TO BE DONE:
Extract all lines that hold "screenshot" from the records below.

Stored entries:
<<<<

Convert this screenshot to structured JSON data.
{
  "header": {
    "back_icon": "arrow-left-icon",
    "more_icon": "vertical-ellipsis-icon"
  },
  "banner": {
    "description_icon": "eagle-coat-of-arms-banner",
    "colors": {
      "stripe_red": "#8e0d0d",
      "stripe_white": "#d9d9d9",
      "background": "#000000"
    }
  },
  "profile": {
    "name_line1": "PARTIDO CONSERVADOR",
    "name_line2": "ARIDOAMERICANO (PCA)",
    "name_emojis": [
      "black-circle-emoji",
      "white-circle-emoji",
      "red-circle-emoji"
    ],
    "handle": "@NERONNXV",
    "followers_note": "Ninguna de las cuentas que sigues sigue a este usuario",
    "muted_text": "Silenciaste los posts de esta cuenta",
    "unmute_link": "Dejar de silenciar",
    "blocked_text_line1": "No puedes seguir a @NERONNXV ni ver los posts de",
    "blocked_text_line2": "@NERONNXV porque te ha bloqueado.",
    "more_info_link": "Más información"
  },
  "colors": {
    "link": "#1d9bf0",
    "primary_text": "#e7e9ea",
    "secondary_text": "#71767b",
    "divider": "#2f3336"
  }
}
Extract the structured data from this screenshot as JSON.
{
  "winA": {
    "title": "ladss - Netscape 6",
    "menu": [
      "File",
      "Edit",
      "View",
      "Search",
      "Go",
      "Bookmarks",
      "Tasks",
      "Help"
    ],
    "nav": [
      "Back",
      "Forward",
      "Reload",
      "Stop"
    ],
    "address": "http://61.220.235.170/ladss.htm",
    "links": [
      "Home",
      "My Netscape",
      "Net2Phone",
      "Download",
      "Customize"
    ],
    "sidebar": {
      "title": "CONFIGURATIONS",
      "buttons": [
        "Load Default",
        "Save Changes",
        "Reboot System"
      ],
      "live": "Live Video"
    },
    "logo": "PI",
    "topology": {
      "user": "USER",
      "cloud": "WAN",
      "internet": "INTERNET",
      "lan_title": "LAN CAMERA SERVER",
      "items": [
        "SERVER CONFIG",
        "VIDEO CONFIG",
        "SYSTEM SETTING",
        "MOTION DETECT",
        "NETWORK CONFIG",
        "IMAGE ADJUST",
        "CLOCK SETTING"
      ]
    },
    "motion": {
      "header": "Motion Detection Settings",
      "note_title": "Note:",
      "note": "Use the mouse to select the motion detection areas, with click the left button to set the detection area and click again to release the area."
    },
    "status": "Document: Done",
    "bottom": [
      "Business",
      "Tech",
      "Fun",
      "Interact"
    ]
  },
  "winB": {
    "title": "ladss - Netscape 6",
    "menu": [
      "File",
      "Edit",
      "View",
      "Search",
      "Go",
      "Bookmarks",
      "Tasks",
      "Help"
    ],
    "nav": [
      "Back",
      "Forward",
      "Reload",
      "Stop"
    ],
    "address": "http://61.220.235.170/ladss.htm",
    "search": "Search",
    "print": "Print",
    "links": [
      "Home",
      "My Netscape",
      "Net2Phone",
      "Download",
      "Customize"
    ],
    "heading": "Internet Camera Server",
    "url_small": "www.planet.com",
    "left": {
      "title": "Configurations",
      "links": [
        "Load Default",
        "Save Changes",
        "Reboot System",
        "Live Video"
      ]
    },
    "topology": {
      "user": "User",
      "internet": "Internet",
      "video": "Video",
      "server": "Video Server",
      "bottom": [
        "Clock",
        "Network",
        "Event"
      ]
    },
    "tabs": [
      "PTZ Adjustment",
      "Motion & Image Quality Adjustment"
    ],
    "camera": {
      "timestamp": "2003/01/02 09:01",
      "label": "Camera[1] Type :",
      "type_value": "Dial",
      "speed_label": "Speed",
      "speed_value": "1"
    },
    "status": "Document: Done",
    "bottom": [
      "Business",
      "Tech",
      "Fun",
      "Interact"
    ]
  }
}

>>>>

REPLY:
Convert this screenshot to structured JSON data.
Extract the structured data from this screenshot as JSON.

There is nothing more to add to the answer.